#### PROBLEM:
In the records below, find the line with "Transcribe the text in this document." and repeat it and every line after it, exactly, without any pictures.

Start

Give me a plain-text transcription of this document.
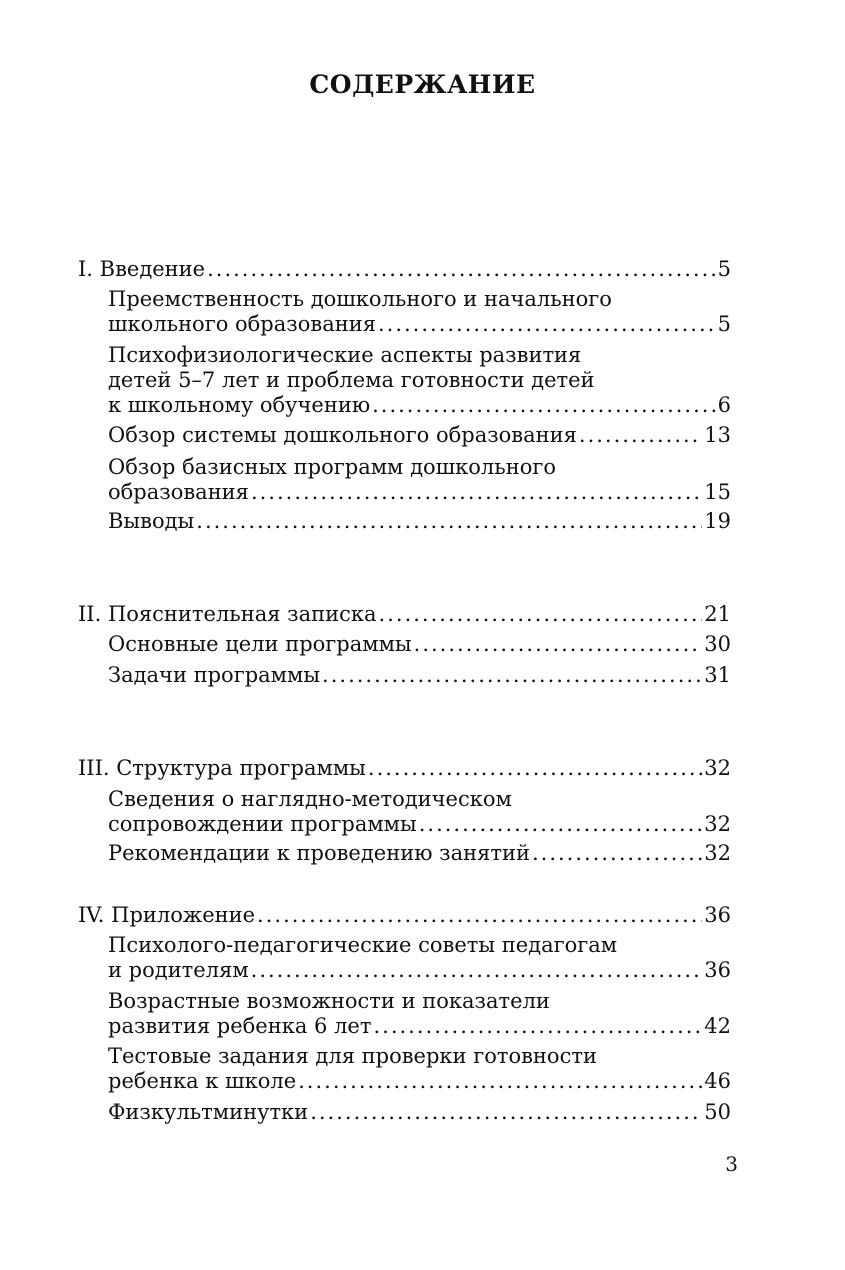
СОДЕРЖАНИЕ
I. Введение .....	5
Преемственность дошкольного и начального
школьного образования .....	5
Психофизиологические аспекты развития
детей 5–7 лет и проблема готовности детей
к школьному обучению .....	6
Обзор системы дошкольного образования .....	13
Обзор базисных программ дошкольного
образования .....	15
Выводы .....	19
II. Пояснительная записка .....	21
Основные цели программы .....	30
Задачи программы .....	31
III. Структура программы .....	32
Сведения о наглядно-методическом
сопровождении программы .....	32
Рекомендации к проведению занятий .....	32
IV. Приложение .....	36
Психолого-педагогические советы педагогам
и родителям .....	36
Возрастные возможности и показатели
развития ребенка 6 лет .....	42
Тестовые задания для проверки готовности
ребенка к школе .....	46
Физкультминутки .....	50
3
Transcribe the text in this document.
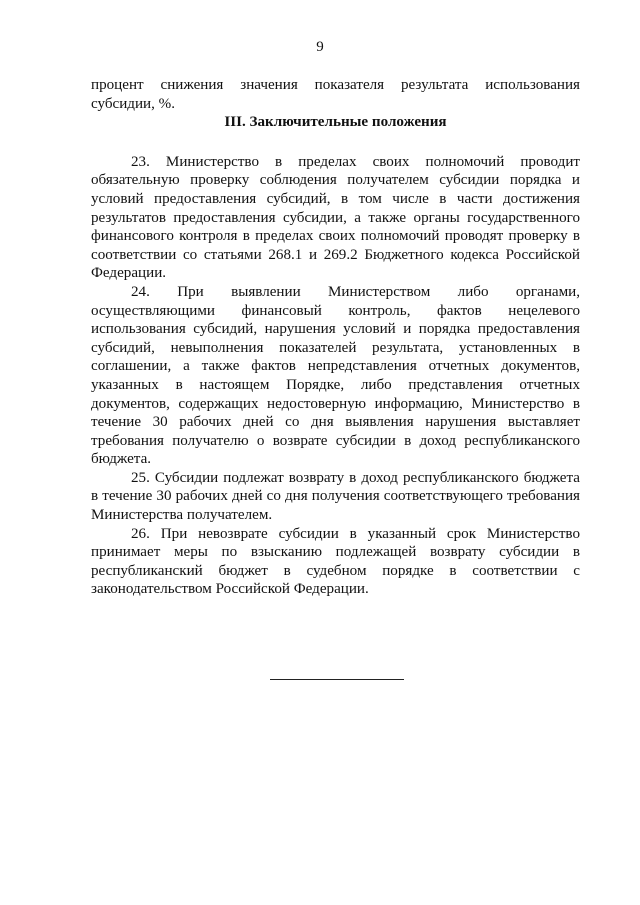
9

процент снижения значения показателя результата использования
субсидии, %.

III. Заключительные положения

23. Министерство в пределах своих полномочий проводит обязательную проверку соблюдения получателем субсидии порядка и условий предоставления субсидий, в том числе в части достижения результатов предоставления субсидии, а также органы государственного финансового контроля в пределах своих полномочий проводят проверку в соответствии со статьями 268.1 и 269.2 Бюджетного кодекса Российской Федерации.

24. При выявлении Министерством либо органами, осуществляющими финансовый контроль, фактов нецелевого использования субсидий, нарушения условий и порядка предоставления субсидий, невыполнения показателей результата, установленных в соглашении, а также фактов непредставления отчетных документов, указанных в настоящем Порядке, либо представления отчетных документов, содержащих недостоверную информацию, Министерство в течение 30 рабочих дней со дня выявления нарушения выставляет требования получателю о возврате субсидии в доход республиканского бюджета.

25. Субсидии подлежат возврату в доход республиканского бюджета в течение 30 рабочих дней со дня получения соответствующего требования Министерства получателем.

26. При невозврате субсидии в указанный срок Министерство принимает меры по взысканию подлежащей возврату субсидии в республиканский бюджет в судебном порядке в соответствии с законодательством Российской Федерации.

End

#### THE RESULT:
Transcribe the text in this document.
9

процент снижения значения показателя результата использования
субсидии, %.

III. Заключительные положения

23. Министерство в пределах своих полномочий проводит обязательную проверку соблюдения получателем субсидии порядка и условий предоставления субсидий, в том числе в части достижения результатов предоставления субсидии, а также органы государственного финансового контроля в пределах своих полномочий проводят проверку в соответствии со статьями 268.1 и 269.2 Бюджетного кодекса Российской Федерации.

24. При выявлении Министерством либо органами, осуществляющими финансовый контроль, фактов нецелевого использования субсидий, нарушения условий и порядка предоставления субсидий, невыполнения показателей результата, установленных в соглашении, а также фактов непредставления отчетных документов, указанных в настоящем Порядке, либо представления отчетных документов, содержащих недостоверную информацию, Министерство в течение 30 рабочих дней со дня выявления нарушения выставляет требования получателю о возврате субсидии в доход республиканского бюджета.

25. Субсидии подлежат возврату в доход республиканского бюджета в течение 30 рабочих дней со дня получения соответствующего требования Министерства получателем.

26. При невозврате субсидии в указанный срок Министерство принимает меры по взысканию подлежащей возврату субсидии в республиканский бюджет в судебном порядке в соответствии с законодательством Российской Федерации.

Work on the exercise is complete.